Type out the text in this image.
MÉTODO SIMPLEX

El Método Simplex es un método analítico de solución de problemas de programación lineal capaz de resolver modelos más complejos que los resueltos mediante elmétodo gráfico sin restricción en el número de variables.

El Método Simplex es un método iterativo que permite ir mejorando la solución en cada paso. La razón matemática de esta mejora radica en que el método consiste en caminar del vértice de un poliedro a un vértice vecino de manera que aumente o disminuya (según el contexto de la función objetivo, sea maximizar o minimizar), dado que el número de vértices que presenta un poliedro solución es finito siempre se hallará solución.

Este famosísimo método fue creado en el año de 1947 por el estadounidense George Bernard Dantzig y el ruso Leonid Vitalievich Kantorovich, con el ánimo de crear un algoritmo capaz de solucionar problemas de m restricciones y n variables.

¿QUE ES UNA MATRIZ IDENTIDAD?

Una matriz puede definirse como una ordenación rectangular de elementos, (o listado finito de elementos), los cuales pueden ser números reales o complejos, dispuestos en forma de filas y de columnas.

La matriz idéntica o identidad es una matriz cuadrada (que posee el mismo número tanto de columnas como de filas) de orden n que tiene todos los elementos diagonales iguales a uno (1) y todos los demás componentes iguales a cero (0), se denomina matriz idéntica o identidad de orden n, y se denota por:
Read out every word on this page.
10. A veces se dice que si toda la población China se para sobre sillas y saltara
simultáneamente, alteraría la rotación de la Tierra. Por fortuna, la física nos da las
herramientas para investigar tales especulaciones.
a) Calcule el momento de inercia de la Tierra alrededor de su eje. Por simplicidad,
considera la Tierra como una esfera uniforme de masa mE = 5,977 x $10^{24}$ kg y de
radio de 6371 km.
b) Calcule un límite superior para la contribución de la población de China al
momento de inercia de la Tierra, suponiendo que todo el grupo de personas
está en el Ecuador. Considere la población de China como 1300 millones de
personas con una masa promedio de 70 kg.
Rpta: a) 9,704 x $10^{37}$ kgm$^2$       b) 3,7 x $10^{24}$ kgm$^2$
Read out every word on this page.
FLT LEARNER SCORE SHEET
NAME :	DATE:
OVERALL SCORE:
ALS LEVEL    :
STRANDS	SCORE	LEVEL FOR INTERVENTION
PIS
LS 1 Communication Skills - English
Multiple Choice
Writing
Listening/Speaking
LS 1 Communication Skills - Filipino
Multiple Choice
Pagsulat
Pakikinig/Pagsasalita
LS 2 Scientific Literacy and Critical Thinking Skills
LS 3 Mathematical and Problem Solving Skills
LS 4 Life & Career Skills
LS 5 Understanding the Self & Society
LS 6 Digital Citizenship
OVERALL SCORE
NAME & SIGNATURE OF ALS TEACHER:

**TASK STATEMENT:** Find each line holding the word "para" and copy it.

**EXERCISE RESULT:**
10. A veces se dice que si toda la población China se para sobre sillas y saltara
herramientas para investigar tales especulaciones.
b) Calcule un límite superior para la contribución de la población de China al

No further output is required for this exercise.